Start of TASK INPUTS

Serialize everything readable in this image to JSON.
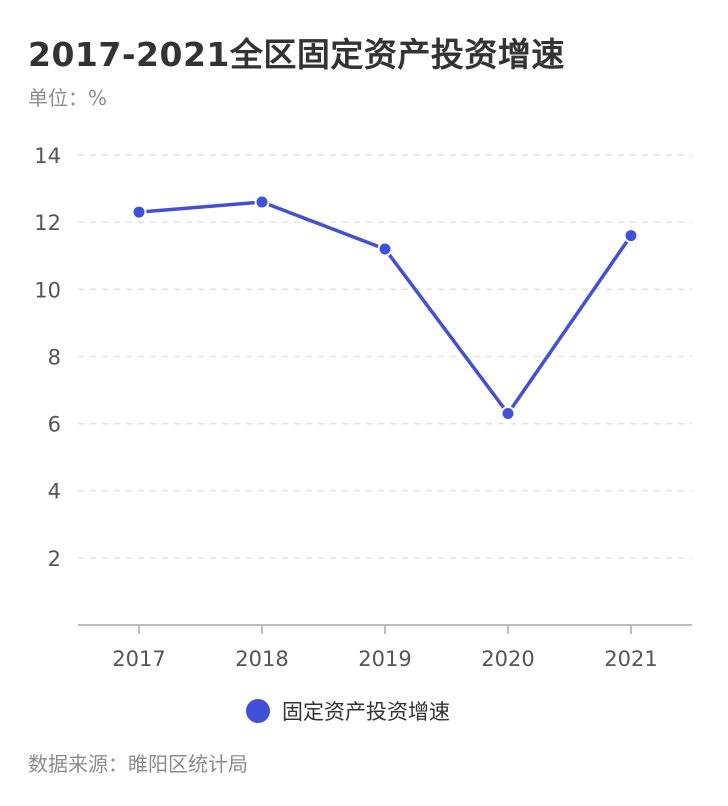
{
  "header": {
    "title": "2017-2021全区固定资产投资增速",
    "unit": "单位：%"
  },
  "footer": {
    "source": "数据来源：睢阳区统计局"
  },
  "chart_data": {
    "type": "line",
    "title": "2017-2021全区固定资产投资增速",
    "xlabel": "",
    "ylabel": "",
    "categories": [
      "2017",
      "2018",
      "2019",
      "2020",
      "2021"
    ],
    "series": [
      {
        "name": "固定资产投资增速",
        "values": [
          12.3,
          12.6,
          11.2,
          6.3,
          11.6
        ],
        "color": "#4150d6"
      }
    ],
    "ylim": [
      0,
      14
    ],
    "yticks": [
      2,
      4,
      6,
      8,
      10,
      12,
      14
    ],
    "grid": true,
    "legend": "bottom-center"
  }
}
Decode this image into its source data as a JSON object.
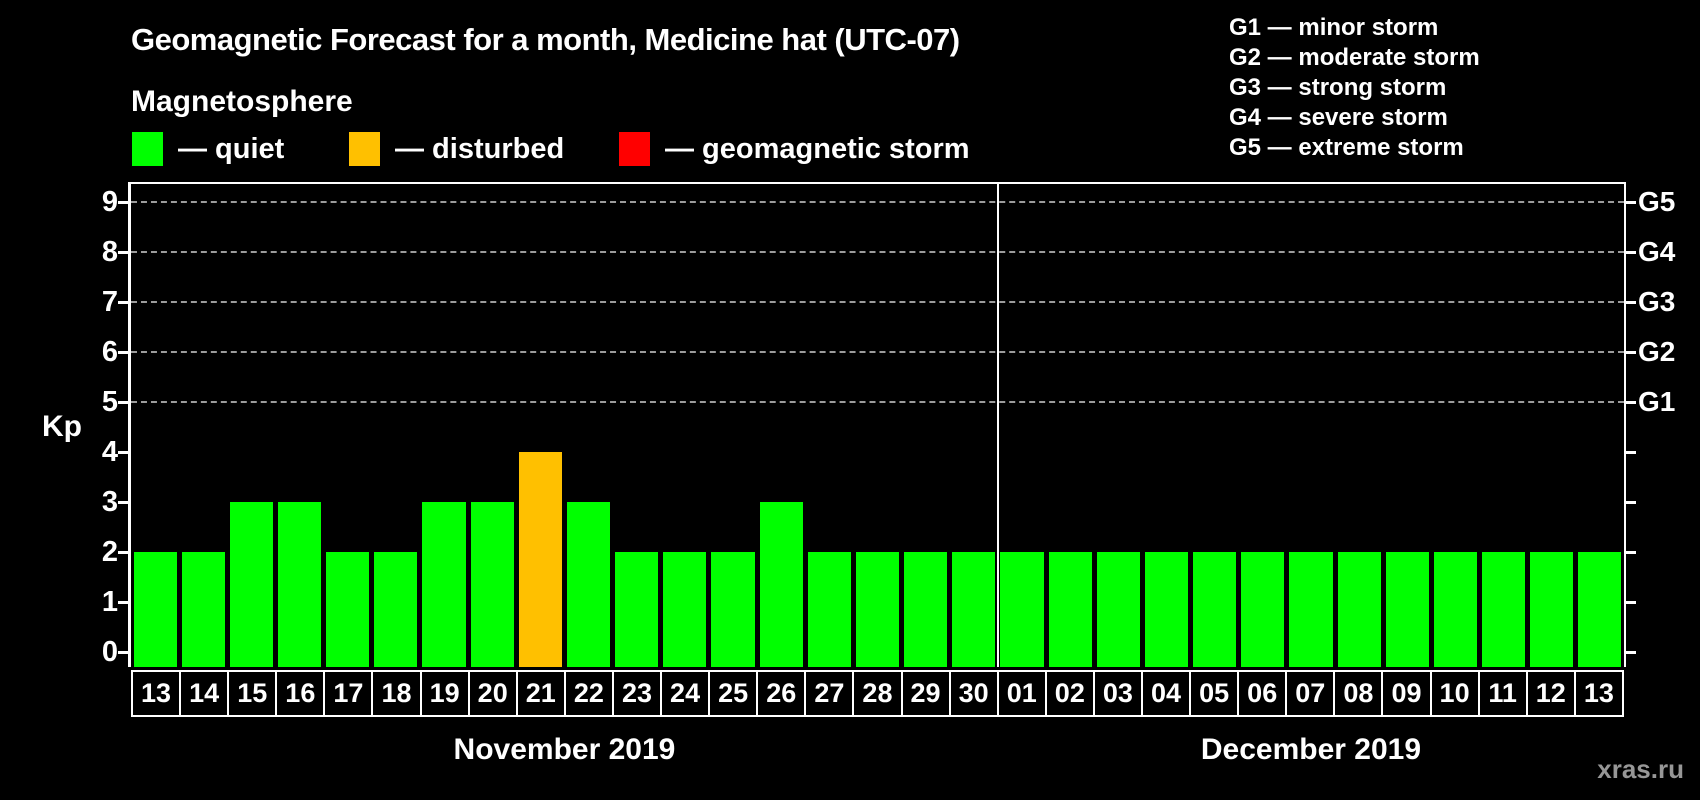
{
  "header": {
    "title": "Geomagnetic Forecast for a month, Medicine hat (UTC-07)"
  },
  "magnetosphere_legend": {
    "title": "Magnetosphere",
    "items": [
      {
        "status": "quiet",
        "label": "— quiet",
        "color": "#00ff00"
      },
      {
        "status": "disturbed",
        "label": "— disturbed",
        "color": "#ffc000"
      },
      {
        "status": "storm",
        "label": "— geomagnetic storm",
        "color": "#ff0000"
      }
    ]
  },
  "gscale_legend": {
    "items": [
      {
        "label": "G1 — minor storm"
      },
      {
        "label": "G2 — moderate storm"
      },
      {
        "label": "G3 — strong storm"
      },
      {
        "label": "G4 — severe storm"
      },
      {
        "label": "G5 — extreme storm"
      }
    ]
  },
  "watermark": "xras.ru",
  "chart_data": {
    "type": "bar",
    "title": "Geomagnetic Forecast for a month, Medicine hat (UTC-07)",
    "ylabel": "Kp",
    "ylim": [
      -0.3,
      9.36
    ],
    "yticks": [
      0,
      1,
      2,
      3,
      4,
      5,
      6,
      7,
      8,
      9
    ],
    "grid": "dashed horizontal lines at Kp 5-9",
    "legend_position": "top",
    "right_axis": [
      {
        "kp": 5,
        "label": "G1"
      },
      {
        "kp": 6,
        "label": "G2"
      },
      {
        "kp": 7,
        "label": "G3"
      },
      {
        "kp": 8,
        "label": "G4"
      },
      {
        "kp": 9,
        "label": "G5"
      }
    ],
    "status_colors": {
      "quiet": "#00ff00",
      "disturbed": "#ffc000",
      "storm": "#ff0000"
    },
    "months": [
      {
        "label": "November 2019",
        "days": [
          {
            "day": "13",
            "kp": 2,
            "status": "quiet"
          },
          {
            "day": "14",
            "kp": 2,
            "status": "quiet"
          },
          {
            "day": "15",
            "kp": 3,
            "status": "quiet"
          },
          {
            "day": "16",
            "kp": 3,
            "status": "quiet"
          },
          {
            "day": "17",
            "kp": 2,
            "status": "quiet"
          },
          {
            "day": "18",
            "kp": 2,
            "status": "quiet"
          },
          {
            "day": "19",
            "kp": 3,
            "status": "quiet"
          },
          {
            "day": "20",
            "kp": 3,
            "status": "quiet"
          },
          {
            "day": "21",
            "kp": 4,
            "status": "disturbed"
          },
          {
            "day": "22",
            "kp": 3,
            "status": "quiet"
          },
          {
            "day": "23",
            "kp": 2,
            "status": "quiet"
          },
          {
            "day": "24",
            "kp": 2,
            "status": "quiet"
          },
          {
            "day": "25",
            "kp": 2,
            "status": "quiet"
          },
          {
            "day": "26",
            "kp": 3,
            "status": "quiet"
          },
          {
            "day": "27",
            "kp": 2,
            "status": "quiet"
          },
          {
            "day": "28",
            "kp": 2,
            "status": "quiet"
          },
          {
            "day": "29",
            "kp": 2,
            "status": "quiet"
          },
          {
            "day": "30",
            "kp": 2,
            "status": "quiet"
          }
        ]
      },
      {
        "label": "December 2019",
        "days": [
          {
            "day": "01",
            "kp": 2,
            "status": "quiet"
          },
          {
            "day": "02",
            "kp": 2,
            "status": "quiet"
          },
          {
            "day": "03",
            "kp": 2,
            "status": "quiet"
          },
          {
            "day": "04",
            "kp": 2,
            "status": "quiet"
          },
          {
            "day": "05",
            "kp": 2,
            "status": "quiet"
          },
          {
            "day": "06",
            "kp": 2,
            "status": "quiet"
          },
          {
            "day": "07",
            "kp": 2,
            "status": "quiet"
          },
          {
            "day": "08",
            "kp": 2,
            "status": "quiet"
          },
          {
            "day": "09",
            "kp": 2,
            "status": "quiet"
          },
          {
            "day": "10",
            "kp": 2,
            "status": "quiet"
          },
          {
            "day": "11",
            "kp": 2,
            "status": "quiet"
          },
          {
            "day": "12",
            "kp": 2,
            "status": "quiet"
          },
          {
            "day": "13",
            "kp": 2,
            "status": "quiet"
          }
        ]
      }
    ]
  }
}
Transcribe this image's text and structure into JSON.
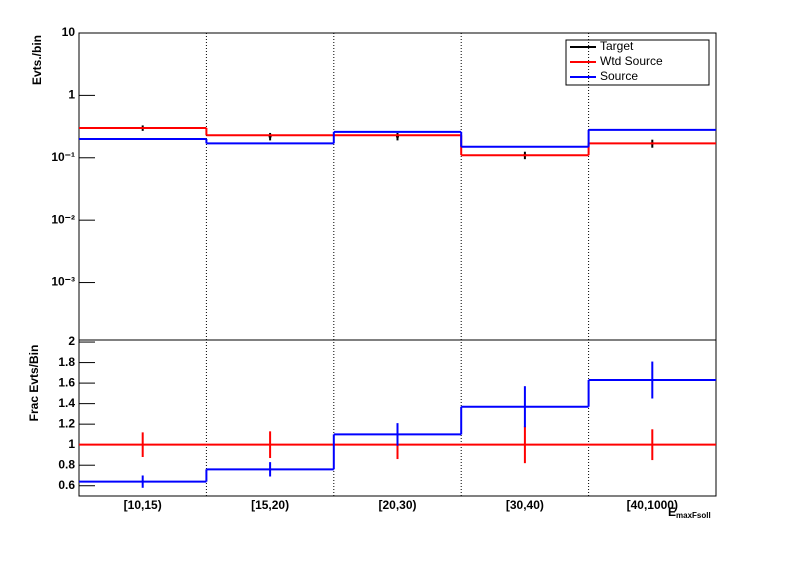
{
  "chart_data": [
    {
      "type": "step",
      "y_label": "Evts./bin",
      "log_y": true,
      "ylim": [
        0.00012,
        10
      ],
      "yticks": [
        {
          "value": 10,
          "label": "10"
        },
        {
          "value": 1,
          "label": "1"
        },
        {
          "value": 0.1,
          "label": "10⁻¹"
        },
        {
          "value": 0.01,
          "label": "10⁻²"
        },
        {
          "value": 0.001,
          "label": "10⁻³"
        }
      ],
      "legend": "top-right",
      "series": [
        {
          "name": "Target",
          "color": "#000000",
          "values": [
            0.3,
            0.22,
            0.22,
            0.11,
            0.17
          ],
          "errors": [
            0.03,
            0.03,
            0.03,
            0.015,
            0.025
          ],
          "style": "points"
        },
        {
          "name": "Wtd Source",
          "color": "#ff0000",
          "values": [
            0.3,
            0.23,
            0.23,
            0.11,
            0.17
          ],
          "style": "step"
        },
        {
          "name": "Source",
          "color": "#0000ff",
          "values": [
            0.2,
            0.17,
            0.26,
            0.15,
            0.28
          ],
          "style": "step"
        }
      ]
    },
    {
      "type": "step",
      "y_label": "Frac Evts/Bin",
      "x_label": "E",
      "x_label_sub": "maxFsoll",
      "categories": [
        "[10,15)",
        "[15,20)",
        "[20,30)",
        "[30,40)",
        "[40,1000)"
      ],
      "ylim": [
        0.5,
        2.02
      ],
      "yticks": [
        0.6,
        0.8,
        1,
        1.2,
        1.4,
        1.6,
        1.8,
        2
      ],
      "series": [
        {
          "color": "#ff0000",
          "values": [
            1,
            1,
            1,
            1,
            1
          ],
          "errors": [
            0.12,
            0.13,
            0.14,
            0.18,
            0.15
          ]
        },
        {
          "color": "#0000ff",
          "values": [
            0.64,
            0.76,
            1.1,
            1.37,
            1.63
          ],
          "errors": [
            0.06,
            0.07,
            0.11,
            0.2,
            0.18
          ]
        }
      ]
    }
  ]
}
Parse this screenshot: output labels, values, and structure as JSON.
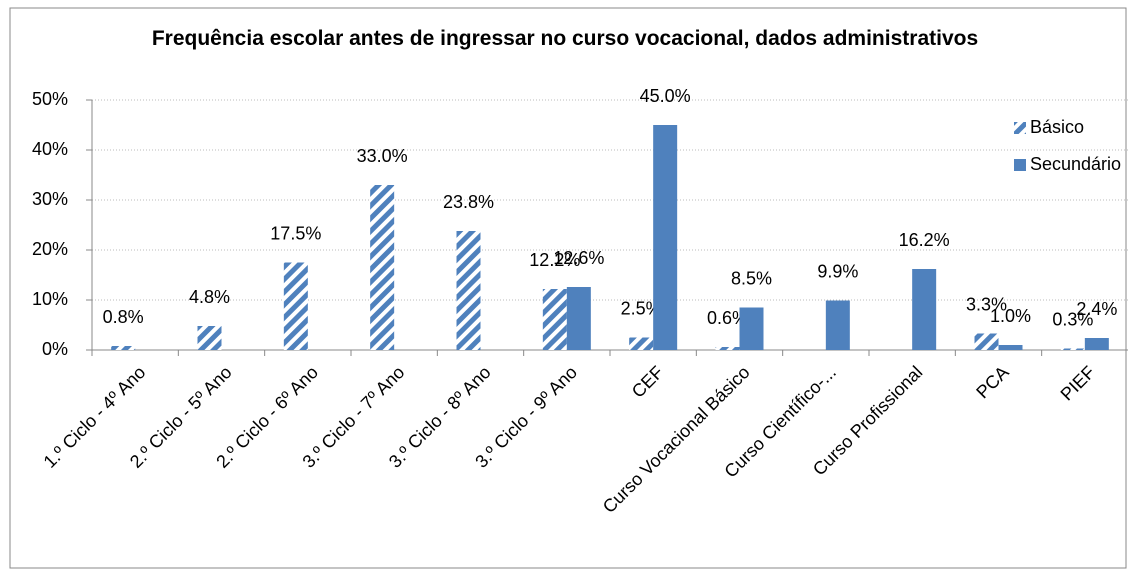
{
  "chart_data": {
    "type": "bar",
    "title": "Frequência escolar antes de ingressar no curso vocacional, dados administrativos",
    "categories": [
      "1.º Ciclo - 4º Ano",
      "2.º Ciclo - 5º Ano",
      "2.º Ciclo - 6º Ano",
      "3.º Ciclo - 7º Ano",
      "3.º Ciclo - 8º Ano",
      "3.º Ciclo - 9º Ano",
      "CEF",
      "Curso Vocacional Básico",
      "Curso Científico-...",
      "Curso Profissional",
      "PCA",
      "PIEF"
    ],
    "series": [
      {
        "name": "Básico",
        "color": "#4f81bd",
        "pattern": "hatch",
        "values": [
          0.8,
          4.8,
          17.5,
          33.0,
          23.8,
          12.2,
          2.5,
          0.6,
          null,
          null,
          3.3,
          0.3
        ],
        "value_labels": [
          "0.8%",
          "4.8%",
          "17.5%",
          "33.0%",
          "23.8%",
          "12.2%",
          "2.5%",
          "0.6%",
          null,
          null,
          "3.3%",
          "0.3%"
        ]
      },
      {
        "name": "Secundário",
        "color": "#4f81bd",
        "pattern": "solid",
        "values": [
          null,
          null,
          null,
          null,
          null,
          12.6,
          45.0,
          8.5,
          9.9,
          16.2,
          1.0,
          2.4
        ],
        "value_labels": [
          null,
          null,
          null,
          null,
          null,
          "12.6%",
          "45.0%",
          "8.5%",
          "9.9%",
          "16.2%",
          "1.0%",
          "2.4%"
        ]
      }
    ],
    "ylim": [
      0,
      50
    ],
    "yticks": [
      {
        "value": 0,
        "label": "0%"
      },
      {
        "value": 10,
        "label": "10%"
      },
      {
        "value": 20,
        "label": "20%"
      },
      {
        "value": 30,
        "label": "30%"
      },
      {
        "value": 40,
        "label": "40%"
      },
      {
        "value": 50,
        "label": "50%"
      }
    ],
    "grid": true,
    "legend": "top-right"
  }
}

End of TASK INPUTS

> **WHAT IS REQUIRED**
Check the records above line by line and tally those holding the string "structure". Answer with the number only.

> **ANSWER FOR THIS EXERCISE**
2